Task description —
Locate the word "sorted" in the data below, then copy every line that holds it.

Stored data:
--------------------------------
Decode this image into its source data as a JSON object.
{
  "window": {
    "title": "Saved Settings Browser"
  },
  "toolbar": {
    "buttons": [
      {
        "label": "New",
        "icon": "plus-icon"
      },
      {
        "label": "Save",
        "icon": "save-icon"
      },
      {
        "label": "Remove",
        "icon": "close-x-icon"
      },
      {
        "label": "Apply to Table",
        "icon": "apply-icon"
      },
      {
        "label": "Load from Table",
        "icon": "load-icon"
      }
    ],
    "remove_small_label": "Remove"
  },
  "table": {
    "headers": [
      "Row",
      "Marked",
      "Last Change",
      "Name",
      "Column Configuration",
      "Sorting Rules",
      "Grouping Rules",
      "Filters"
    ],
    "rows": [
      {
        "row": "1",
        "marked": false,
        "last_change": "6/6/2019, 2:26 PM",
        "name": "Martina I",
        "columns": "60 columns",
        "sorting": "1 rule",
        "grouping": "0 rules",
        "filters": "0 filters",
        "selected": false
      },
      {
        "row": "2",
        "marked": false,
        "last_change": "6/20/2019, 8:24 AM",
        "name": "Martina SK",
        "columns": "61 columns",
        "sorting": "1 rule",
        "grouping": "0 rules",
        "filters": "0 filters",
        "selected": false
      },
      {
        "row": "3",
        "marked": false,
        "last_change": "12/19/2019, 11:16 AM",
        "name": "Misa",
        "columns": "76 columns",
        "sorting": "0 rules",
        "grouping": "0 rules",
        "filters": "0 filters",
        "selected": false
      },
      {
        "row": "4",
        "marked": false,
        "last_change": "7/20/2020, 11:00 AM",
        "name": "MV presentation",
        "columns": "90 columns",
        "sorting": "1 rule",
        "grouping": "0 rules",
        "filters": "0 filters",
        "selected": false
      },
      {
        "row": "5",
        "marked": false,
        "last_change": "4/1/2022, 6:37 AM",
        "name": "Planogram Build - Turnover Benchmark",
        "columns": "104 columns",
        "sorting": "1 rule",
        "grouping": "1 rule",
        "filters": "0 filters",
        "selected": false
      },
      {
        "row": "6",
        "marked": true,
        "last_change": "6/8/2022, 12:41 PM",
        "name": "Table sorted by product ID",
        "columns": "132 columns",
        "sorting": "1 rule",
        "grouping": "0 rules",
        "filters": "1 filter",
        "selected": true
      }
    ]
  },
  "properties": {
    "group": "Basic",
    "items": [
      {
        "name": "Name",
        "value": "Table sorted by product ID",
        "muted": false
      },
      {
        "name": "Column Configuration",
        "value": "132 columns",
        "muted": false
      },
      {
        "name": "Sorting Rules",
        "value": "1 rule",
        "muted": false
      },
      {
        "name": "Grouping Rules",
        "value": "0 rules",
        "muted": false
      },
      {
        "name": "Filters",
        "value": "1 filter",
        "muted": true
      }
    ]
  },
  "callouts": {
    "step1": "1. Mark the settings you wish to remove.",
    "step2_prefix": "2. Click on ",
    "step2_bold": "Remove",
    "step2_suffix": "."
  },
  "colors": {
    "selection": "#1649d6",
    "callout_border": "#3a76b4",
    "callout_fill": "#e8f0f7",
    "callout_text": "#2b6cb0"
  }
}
--------------------------------
Solution to the exercise —
        "name": "Table sorted by product ID",
        "value": "Table sorted by product ID",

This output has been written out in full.